• Compito da svolgere: Cita parola per parola tutte le righe del materiale, senza cambiare nulla.

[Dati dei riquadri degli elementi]
------------------------------------------------------------

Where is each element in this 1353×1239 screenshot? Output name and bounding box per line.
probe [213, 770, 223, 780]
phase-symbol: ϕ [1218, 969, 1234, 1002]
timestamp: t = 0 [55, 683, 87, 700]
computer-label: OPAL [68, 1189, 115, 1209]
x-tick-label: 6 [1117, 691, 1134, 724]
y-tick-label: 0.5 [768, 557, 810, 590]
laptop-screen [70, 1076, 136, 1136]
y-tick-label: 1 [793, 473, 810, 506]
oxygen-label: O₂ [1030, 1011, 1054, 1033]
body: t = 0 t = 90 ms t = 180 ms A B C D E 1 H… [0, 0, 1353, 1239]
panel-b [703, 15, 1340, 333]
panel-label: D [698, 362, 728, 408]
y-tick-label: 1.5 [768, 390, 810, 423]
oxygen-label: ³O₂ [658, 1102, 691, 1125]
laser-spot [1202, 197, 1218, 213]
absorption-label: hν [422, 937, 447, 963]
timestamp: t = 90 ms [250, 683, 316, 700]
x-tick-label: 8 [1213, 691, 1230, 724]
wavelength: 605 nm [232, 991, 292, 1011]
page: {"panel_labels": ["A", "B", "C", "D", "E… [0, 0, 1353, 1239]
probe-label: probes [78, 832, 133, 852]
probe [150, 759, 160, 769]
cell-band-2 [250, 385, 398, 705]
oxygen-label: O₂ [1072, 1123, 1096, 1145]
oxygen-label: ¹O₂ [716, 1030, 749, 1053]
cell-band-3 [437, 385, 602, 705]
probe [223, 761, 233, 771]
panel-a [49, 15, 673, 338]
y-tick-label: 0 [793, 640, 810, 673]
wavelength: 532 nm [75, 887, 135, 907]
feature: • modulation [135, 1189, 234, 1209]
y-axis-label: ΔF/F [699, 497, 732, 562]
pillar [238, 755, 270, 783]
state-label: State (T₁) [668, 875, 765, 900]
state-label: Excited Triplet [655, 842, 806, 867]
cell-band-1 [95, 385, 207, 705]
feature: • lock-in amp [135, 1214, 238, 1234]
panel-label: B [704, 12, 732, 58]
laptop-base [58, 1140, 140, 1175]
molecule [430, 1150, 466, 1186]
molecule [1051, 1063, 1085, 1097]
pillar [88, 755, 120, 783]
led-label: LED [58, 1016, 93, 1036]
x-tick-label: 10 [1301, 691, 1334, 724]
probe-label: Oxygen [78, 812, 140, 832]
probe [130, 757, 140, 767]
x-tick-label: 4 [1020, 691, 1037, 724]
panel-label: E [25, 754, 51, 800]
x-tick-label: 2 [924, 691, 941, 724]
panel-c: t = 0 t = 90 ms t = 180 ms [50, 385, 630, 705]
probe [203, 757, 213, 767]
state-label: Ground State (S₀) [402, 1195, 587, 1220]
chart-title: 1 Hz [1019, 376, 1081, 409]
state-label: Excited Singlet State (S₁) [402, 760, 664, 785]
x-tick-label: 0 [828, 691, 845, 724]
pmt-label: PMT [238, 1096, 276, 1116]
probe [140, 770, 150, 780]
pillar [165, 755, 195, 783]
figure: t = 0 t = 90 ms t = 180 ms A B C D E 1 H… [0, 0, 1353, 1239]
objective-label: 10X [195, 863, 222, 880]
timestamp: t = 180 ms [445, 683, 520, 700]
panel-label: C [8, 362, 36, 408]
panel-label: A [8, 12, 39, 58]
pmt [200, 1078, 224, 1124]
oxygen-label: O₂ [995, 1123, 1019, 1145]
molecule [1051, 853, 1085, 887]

------------------------------------------------------------

• Risultato del compito:
Where is each element in this 1353×1239 screenshot? Output name and bounding box per line.
probe [213, 770, 223, 780]
phase-symbol: ϕ [1218, 969, 1234, 1002]
timestamp: t = 0 [55, 683, 87, 700]
computer-label: OPAL [68, 1189, 115, 1209]
x-tick-label: 6 [1117, 691, 1134, 724]
y-tick-label: 0.5 [768, 557, 810, 590]
laptop-screen [70, 1076, 136, 1136]
y-tick-label: 1 [793, 473, 810, 506]
oxygen-label: O₂ [1030, 1011, 1054, 1033]
body: t = 0 t = 90 ms t = 180 ms A B C D E 1 H… [0, 0, 1353, 1239]
panel-b [703, 15, 1340, 333]
panel-label: D [698, 362, 728, 408]
y-tick-label: 1.5 [768, 390, 810, 423]
oxygen-label: ³O₂ [658, 1102, 691, 1125]
laser-spot [1202, 197, 1218, 213]
absorption-label: hν [422, 937, 447, 963]
timestamp: t = 90 ms [250, 683, 316, 700]
x-tick-label: 8 [1213, 691, 1230, 724]
wavelength: 605 nm [232, 991, 292, 1011]
page: {"panel_labels": ["A", "B", "C", "D", "E… [0, 0, 1353, 1239]
probe-label: probes [78, 832, 133, 852]
probe [150, 759, 160, 769]
cell-band-2 [250, 385, 398, 705]
oxygen-label: O₂ [1072, 1123, 1096, 1145]
oxygen-label: ¹O₂ [716, 1030, 749, 1053]
cell-band-3 [437, 385, 602, 705]
probe [223, 761, 233, 771]
panel-a [49, 15, 673, 338]
y-tick-label: 0 [793, 640, 810, 673]
wavelength: 532 nm [75, 887, 135, 907]
feature: • modulation [135, 1189, 234, 1209]
y-axis-label: ΔF/F [699, 497, 732, 562]
pillar [238, 755, 270, 783]
state-label: State (T₁) [668, 875, 765, 900]
state-label: Excited Triplet [655, 842, 806, 867]
cell-band-1 [95, 385, 207, 705]
feature: • lock-in amp [135, 1214, 238, 1234]
panel-label: B [704, 12, 732, 58]
laptop-base [58, 1140, 140, 1175]
molecule [430, 1150, 466, 1186]
molecule [1051, 1063, 1085, 1097]
pillar [88, 755, 120, 783]
led-label: LED [58, 1016, 93, 1036]
x-tick-label: 10 [1301, 691, 1334, 724]
probe-label: Oxygen [78, 812, 140, 832]
probe [130, 757, 140, 767]
x-tick-label: 4 [1020, 691, 1037, 724]
panel-label: E [25, 754, 51, 800]
x-tick-label: 2 [924, 691, 941, 724]
panel-c: t = 0 t = 90 ms t = 180 ms [50, 385, 630, 705]
probe [203, 757, 213, 767]
state-label: Ground State (S₀) [402, 1195, 587, 1220]
chart-title: 1 Hz [1019, 376, 1081, 409]
state-label: Excited Singlet State (S₁) [402, 760, 664, 785]
x-tick-label: 0 [828, 691, 845, 724]
pmt-label: PMT [238, 1096, 276, 1116]
probe [140, 770, 150, 780]
pillar [165, 755, 195, 783]
figure: t = 0 t = 90 ms t = 180 ms A B C D E 1 H… [0, 0, 1353, 1239]
objective-label: 10X [195, 863, 222, 880]
timestamp: t = 180 ms [445, 683, 520, 700]
panel-label: C [8, 362, 36, 408]
panel-label: A [8, 12, 39, 58]
pmt [200, 1078, 224, 1124]
oxygen-label: O₂ [995, 1123, 1019, 1145]
molecule [1051, 853, 1085, 887]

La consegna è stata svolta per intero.